■ **Data excerpts**

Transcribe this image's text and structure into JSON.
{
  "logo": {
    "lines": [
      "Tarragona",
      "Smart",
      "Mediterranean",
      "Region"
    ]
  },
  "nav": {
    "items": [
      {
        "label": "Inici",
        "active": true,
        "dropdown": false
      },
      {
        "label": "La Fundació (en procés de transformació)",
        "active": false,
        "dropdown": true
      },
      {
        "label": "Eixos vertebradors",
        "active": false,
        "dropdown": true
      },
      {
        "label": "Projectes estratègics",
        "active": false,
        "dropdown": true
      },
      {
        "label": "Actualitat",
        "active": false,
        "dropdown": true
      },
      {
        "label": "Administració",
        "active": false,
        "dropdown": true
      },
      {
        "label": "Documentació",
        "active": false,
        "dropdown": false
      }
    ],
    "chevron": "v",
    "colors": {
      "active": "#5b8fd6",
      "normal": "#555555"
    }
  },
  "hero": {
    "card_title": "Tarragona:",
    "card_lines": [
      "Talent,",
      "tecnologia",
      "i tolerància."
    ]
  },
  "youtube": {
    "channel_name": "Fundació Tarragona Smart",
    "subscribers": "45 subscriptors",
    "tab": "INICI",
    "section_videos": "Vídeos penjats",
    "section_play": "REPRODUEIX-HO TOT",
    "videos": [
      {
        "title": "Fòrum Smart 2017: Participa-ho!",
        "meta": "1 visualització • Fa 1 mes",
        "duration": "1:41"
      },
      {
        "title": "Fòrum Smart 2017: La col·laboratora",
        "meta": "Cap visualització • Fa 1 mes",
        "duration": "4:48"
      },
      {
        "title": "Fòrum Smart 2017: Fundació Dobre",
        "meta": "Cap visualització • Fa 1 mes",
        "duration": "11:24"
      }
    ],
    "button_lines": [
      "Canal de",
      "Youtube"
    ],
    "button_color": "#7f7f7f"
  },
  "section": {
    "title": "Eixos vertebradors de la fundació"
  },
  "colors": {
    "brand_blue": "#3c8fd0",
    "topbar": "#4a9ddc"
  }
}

■ **Short task**
Repeat each record in full; every line must match exactly.

■ **Task response**
Transcribe this image's text and structure into JSON.
{
  "logo": {
    "lines": [
      "Tarragona",
      "Smart",
      "Mediterranean",
      "Region"
    ]
  },
  "nav": {
    "items": [
      {
        "label": "Inici",
        "active": true,
        "dropdown": false
      },
      {
        "label": "La Fundació (en procés de transformació)",
        "active": false,
        "dropdown": true
      },
      {
        "label": "Eixos vertebradors",
        "active": false,
        "dropdown": true
      },
      {
        "label": "Projectes estratègics",
        "active": false,
        "dropdown": true
      },
      {
        "label": "Actualitat",
        "active": false,
        "dropdown": true
      },
      {
        "label": "Administració",
        "active": false,
        "dropdown": true
      },
      {
        "label": "Documentació",
        "active": false,
        "dropdown": false
      }
    ],
    "chevron": "v",
    "colors": {
      "active": "#5b8fd6",
      "normal": "#555555"
    }
  },
  "hero": {
    "card_title": "Tarragona:",
    "card_lines": [
      "Talent,",
      "tecnologia",
      "i tolerància."
    ]
  },
  "youtube": {
    "channel_name": "Fundació Tarragona Smart",
    "subscribers": "45 subscriptors",
    "tab": "INICI",
    "section_videos": "Vídeos penjats",
    "section_play": "REPRODUEIX-HO TOT",
    "videos": [
      {
        "title": "Fòrum Smart 2017: Participa-ho!",
        "meta": "1 visualització • Fa 1 mes",
        "duration": "1:41"
      },
      {
        "title": "Fòrum Smart 2017: La col·laboratora",
        "meta": "Cap visualització • Fa 1 mes",
        "duration": "4:48"
      },
      {
        "title": "Fòrum Smart 2017: Fundació Dobre",
        "meta": "Cap visualització • Fa 1 mes",
        "duration": "11:24"
      }
    ],
    "button_lines": [
      "Canal de",
      "Youtube"
    ],
    "button_color": "#7f7f7f"
  },
  "section": {
    "title": "Eixos vertebradors de la fundació"
  },
  "colors": {
    "brand_blue": "#3c8fd0",
    "topbar": "#4a9ddc"
  }
}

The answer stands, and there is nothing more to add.